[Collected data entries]

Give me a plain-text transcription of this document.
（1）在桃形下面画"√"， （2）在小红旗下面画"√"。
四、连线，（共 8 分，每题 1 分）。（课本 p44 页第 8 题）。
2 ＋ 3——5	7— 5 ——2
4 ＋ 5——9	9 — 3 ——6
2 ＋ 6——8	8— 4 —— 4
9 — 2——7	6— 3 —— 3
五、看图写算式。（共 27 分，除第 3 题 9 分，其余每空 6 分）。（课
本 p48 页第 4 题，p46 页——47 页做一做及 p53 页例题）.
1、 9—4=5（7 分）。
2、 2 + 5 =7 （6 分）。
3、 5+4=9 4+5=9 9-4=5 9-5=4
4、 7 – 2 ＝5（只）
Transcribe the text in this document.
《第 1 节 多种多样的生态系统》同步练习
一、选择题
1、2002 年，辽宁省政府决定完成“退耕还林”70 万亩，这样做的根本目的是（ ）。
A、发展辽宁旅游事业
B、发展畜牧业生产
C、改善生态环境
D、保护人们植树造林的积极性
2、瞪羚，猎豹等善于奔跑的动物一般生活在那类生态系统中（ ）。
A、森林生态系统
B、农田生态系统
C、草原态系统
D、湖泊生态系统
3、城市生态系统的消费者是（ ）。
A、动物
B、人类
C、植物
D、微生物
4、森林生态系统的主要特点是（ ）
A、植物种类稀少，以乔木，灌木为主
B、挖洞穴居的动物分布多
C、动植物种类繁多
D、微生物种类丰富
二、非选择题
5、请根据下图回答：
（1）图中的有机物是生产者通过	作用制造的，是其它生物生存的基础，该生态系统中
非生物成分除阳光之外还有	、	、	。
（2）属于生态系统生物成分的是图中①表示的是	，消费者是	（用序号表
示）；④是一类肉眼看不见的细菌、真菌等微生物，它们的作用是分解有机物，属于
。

### Written exercise
Find how many lines in the listing contain the word "this" and give that count alone.

### Written answer
2